Pull out the lines from the one containing "Transcribe this image's" through the final line of the listing below and repeat them exactly. Leave the pictures behind.

_ _ _

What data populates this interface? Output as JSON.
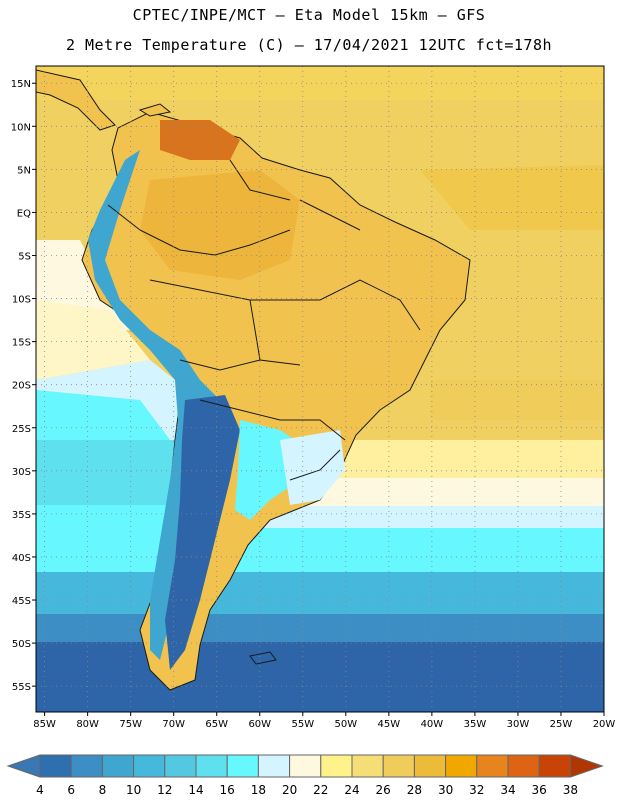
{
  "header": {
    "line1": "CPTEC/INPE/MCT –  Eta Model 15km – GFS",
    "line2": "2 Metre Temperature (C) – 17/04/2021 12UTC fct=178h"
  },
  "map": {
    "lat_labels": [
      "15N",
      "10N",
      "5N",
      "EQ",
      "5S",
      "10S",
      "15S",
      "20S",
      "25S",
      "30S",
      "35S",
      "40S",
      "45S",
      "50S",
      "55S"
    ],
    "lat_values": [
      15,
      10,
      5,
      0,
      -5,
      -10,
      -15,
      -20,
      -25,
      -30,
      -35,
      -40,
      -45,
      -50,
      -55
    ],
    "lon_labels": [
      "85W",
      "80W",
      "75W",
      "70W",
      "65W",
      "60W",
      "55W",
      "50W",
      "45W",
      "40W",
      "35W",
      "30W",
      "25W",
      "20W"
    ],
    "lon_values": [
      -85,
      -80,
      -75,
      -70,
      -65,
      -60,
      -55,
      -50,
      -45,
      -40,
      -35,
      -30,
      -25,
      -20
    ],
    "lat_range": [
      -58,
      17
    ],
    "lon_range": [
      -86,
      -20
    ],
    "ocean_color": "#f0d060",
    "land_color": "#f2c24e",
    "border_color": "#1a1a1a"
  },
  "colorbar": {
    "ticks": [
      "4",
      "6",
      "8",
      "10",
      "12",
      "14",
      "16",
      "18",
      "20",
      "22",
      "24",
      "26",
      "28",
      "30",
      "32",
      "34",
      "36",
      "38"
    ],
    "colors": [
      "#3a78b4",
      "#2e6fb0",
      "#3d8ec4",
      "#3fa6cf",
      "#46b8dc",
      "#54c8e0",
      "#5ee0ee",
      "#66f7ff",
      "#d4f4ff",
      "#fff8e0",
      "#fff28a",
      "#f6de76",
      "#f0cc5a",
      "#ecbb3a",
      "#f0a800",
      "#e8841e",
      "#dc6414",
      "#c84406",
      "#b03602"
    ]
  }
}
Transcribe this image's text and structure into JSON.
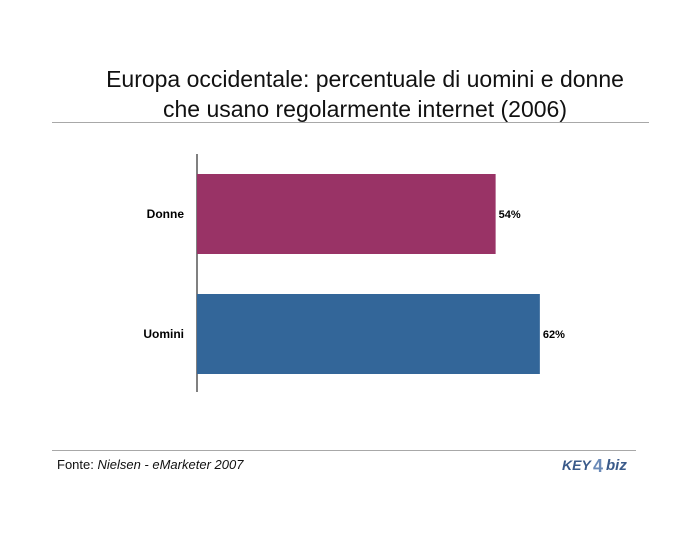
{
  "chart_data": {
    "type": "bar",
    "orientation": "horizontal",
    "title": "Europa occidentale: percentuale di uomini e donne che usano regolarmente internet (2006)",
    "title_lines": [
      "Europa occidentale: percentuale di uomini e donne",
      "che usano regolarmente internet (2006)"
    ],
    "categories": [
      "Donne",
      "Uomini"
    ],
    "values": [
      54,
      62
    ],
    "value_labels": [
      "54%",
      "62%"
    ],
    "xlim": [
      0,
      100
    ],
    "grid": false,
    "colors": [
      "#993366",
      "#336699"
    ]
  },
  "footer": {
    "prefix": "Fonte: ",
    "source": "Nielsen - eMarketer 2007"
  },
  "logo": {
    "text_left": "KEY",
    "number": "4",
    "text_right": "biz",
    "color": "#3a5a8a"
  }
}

_ _ _

§ RESULT OF THE TASK:
Transcribe this image's text and structure into JSON.
{
  "chart_data": {
    "type": "bar",
    "orientation": "horizontal",
    "title": "Europa occidentale: percentuale di uomini e donne che usano regolarmente internet (2006)",
    "title_lines": [
      "Europa occidentale: percentuale di uomini e donne",
      "che usano regolarmente internet (2006)"
    ],
    "categories": [
      "Donne",
      "Uomini"
    ],
    "values": [
      54,
      62
    ],
    "value_labels": [
      "54%",
      "62%"
    ],
    "xlim": [
      0,
      100
    ],
    "grid": false,
    "colors": [
      "#993366",
      "#336699"
    ]
  },
  "footer": {
    "prefix": "Fonte: ",
    "source": "Nielsen - eMarketer 2007"
  },
  "logo": {
    "text_left": "KEY",
    "number": "4",
    "text_right": "biz",
    "color": "#3a5a8a"
  }
}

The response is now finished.